**TEXTO DE LEITURA**
Antes de entrar no cerne do debate, e
para o enquadrar, regozijemo-nos com o reconhecer que as iniciativas da
cidadania sobre a temática da regionalização produziram eco na opinião pública
e na esfera política, tanto que o MpD apresentou há meses ao país uma proposta
de projecto de lei sobre a regionalização, com vista à sua “socialização”,
antes de ser submetida à discussão no Parlamento brevemente (Março de 2018). O
PAICV apresentou igualmente uma sua proposta nas mesmas circunstâncias.
O que é importante
desde já assinalar é que ambos os partidos parecem unânimes em preferir o
modelo região-ilha como o mais adequado ao país, embora se considere que muita
pedra ainda vai ser partida até à decisão definitiva sobre a matéria, como
vimos nos debates em curso, pelo que o modelo definitivo pode ainda não estar
fechado.
É, pois, com muita satisfação que
participo nestas jornadas e neste debate. Tudo acontece num contexto particular
(talvez charneira e de transição) em que o processo de
regionalização/descentralização de Cabo Verde parece ter ganhado um novo fôlego
e outra dinâmica, com o aparecimento ou o ressurgimento de uma cidadania mais activa,
embora ainda localizada no Mindelo, e que renasce das cinzas ou de um coma
artificial. De facto, Cabo Verde, com especial incidência na ilha de S.

**Registos guardados**
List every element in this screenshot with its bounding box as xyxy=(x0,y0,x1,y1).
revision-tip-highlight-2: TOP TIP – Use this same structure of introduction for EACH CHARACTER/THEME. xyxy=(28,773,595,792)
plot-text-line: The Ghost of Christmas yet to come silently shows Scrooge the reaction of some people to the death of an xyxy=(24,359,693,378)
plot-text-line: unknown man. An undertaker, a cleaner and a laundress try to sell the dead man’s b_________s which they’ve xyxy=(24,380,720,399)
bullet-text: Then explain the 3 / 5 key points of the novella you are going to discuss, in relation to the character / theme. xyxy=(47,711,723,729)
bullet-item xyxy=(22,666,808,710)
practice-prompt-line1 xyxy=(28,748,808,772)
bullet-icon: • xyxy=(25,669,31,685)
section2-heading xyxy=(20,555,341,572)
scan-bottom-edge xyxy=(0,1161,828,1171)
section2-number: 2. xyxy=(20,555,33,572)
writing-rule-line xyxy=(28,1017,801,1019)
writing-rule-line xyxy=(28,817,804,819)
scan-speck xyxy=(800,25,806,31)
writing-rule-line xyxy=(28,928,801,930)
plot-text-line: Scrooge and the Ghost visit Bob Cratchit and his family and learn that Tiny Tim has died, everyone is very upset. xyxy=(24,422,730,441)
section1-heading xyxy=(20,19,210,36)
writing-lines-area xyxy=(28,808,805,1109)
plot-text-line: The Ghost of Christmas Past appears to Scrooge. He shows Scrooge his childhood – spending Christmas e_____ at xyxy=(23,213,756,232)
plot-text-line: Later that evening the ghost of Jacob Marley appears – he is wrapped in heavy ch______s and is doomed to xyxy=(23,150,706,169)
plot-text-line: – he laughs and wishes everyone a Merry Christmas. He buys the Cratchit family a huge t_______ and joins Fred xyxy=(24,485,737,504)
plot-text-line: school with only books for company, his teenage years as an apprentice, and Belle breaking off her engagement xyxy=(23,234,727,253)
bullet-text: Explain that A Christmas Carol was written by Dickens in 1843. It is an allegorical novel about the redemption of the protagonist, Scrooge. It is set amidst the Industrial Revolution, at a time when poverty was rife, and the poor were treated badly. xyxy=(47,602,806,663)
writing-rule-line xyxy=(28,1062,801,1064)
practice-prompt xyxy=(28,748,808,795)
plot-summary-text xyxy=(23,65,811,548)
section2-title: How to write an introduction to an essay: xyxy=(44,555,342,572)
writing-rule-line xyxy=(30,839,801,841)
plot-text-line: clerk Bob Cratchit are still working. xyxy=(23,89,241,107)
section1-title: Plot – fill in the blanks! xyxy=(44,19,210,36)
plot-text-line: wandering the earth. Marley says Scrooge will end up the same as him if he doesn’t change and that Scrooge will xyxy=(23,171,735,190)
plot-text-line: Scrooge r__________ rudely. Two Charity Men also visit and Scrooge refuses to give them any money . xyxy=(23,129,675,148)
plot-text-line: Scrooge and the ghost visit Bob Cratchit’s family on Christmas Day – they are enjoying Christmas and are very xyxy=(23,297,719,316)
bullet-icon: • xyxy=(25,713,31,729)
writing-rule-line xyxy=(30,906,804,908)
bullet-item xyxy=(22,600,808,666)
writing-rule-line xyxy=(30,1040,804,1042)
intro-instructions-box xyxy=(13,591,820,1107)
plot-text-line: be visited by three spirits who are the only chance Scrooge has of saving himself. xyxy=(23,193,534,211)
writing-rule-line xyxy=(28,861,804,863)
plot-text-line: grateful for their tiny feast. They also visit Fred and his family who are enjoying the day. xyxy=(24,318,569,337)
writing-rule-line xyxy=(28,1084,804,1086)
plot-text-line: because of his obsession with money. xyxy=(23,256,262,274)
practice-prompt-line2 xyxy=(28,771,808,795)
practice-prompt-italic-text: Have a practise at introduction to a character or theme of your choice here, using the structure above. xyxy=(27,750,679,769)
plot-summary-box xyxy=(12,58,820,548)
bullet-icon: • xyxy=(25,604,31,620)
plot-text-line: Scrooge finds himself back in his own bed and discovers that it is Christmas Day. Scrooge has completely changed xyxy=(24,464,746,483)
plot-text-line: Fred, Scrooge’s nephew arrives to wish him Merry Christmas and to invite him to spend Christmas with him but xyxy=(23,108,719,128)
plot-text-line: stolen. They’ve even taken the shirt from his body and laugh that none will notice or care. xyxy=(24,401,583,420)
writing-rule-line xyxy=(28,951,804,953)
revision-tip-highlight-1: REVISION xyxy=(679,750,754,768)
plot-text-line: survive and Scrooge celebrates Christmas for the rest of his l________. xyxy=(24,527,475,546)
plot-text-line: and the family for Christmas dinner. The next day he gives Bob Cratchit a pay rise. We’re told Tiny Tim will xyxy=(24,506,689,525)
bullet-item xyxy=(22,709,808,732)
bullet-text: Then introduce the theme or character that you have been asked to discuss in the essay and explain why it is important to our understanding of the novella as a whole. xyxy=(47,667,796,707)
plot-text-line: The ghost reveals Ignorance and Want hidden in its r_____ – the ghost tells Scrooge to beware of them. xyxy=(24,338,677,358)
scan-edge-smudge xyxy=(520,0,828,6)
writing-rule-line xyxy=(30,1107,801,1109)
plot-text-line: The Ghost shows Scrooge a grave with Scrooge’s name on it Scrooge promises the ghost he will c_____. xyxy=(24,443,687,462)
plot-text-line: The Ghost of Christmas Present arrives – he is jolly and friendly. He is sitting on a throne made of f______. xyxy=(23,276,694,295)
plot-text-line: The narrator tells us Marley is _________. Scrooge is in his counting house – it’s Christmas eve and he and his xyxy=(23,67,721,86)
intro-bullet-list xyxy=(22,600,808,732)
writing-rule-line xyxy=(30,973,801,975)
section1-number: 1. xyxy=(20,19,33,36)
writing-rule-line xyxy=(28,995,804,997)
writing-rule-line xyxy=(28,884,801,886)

**ENUNCIADO 1**
Transcreva, do texto sobre a regionalização de Cabo Verde, o trecho que começa em "É, pois, com" e segue até "na ilha de S.".
**ENUNCIADO 2**
Como se traduz para inglês a frase "O PAICV apresentou igualmente uma sua proposta nas mesmas circunstâncias.", do texto sobre a regionalização de Cabo Verde?
**ENUNCIADO 3**
Dê a continuação do texto sobre a regionalização de Cabo Verde a partir do ponto em que ele termina.

**RESPOSTA ESPERADA 1**
É, pois, com muita satisfação que
participo nestas jornadas e neste debate. Tudo acontece num contexto particular
(talvez charneira e de transição) em que o processo de
regionalização/descentralização de Cabo Verde parece ter ganhado um novo fôlego
e outra dinâmica, com o aparecimento ou o ressurgimento de uma cidadania mais activa,
embora ainda localizada no Mindelo, e que renasce das cinzas ou de um coma
artificial. De facto, Cabo Verde, com especial incidência na ilha de S.

**RESPOSTA ESPERADA 2**
The PAICV likewise presented a proposal of its own under the same circumstances.

**RESPOSTA ESPERADA 3**
Vicente, é de novo palco de movimentos cívicos, abrangendo várias temáticas,
que vão da regionalização a questões transversais à sociedade e ao mundo. A
existência no chão de S. Vicente de dois Movimentos, o “Grupo de Reflexão da
Regionalização de Cabo Verde” e o Movimento Sokol2017, é uma prova cabal dessa
realidade.
Tudo leva a crer que estamos perante
uma nova encruzilhada, face a um processo irreversível que porá fim ao centralismo,
rumo à regionalização e à descentralização do poder em Cabo Verde, abrindo uma
nova era para uma democracia mais participativa. Alguns já afirmam mesmo que
estamos perante o advento da Terceira
República, tendo em vista o alcance e a amplitude de um conjunto de
reformas que são exigíveis e incontornáveis para a sustentabilidade económica de
Cabo Verde e que deverão certamente mexer com o sistema. Estamos, pois, perante
um desafio que nos impõe uma reflexão global sobre os caminhos do futuro,
aquilo a que eu chamaria um “brainstorming” sobre o “Repensar Cabo Verde” e em
que se perfilam estas duas questões basilares: Como romper com o actual modelo
Centralista? Que Regionalização para Cabo Verde? Quais são os ‘timings’ e as
modalidades? Há urgência ou temos de parar para pensar juntos, como temos feito
durante estes dias? (Continua com 2ª
Parte-Diagnóstico da situação actual do país: A problemática do Centralismo
versus a Regionalização)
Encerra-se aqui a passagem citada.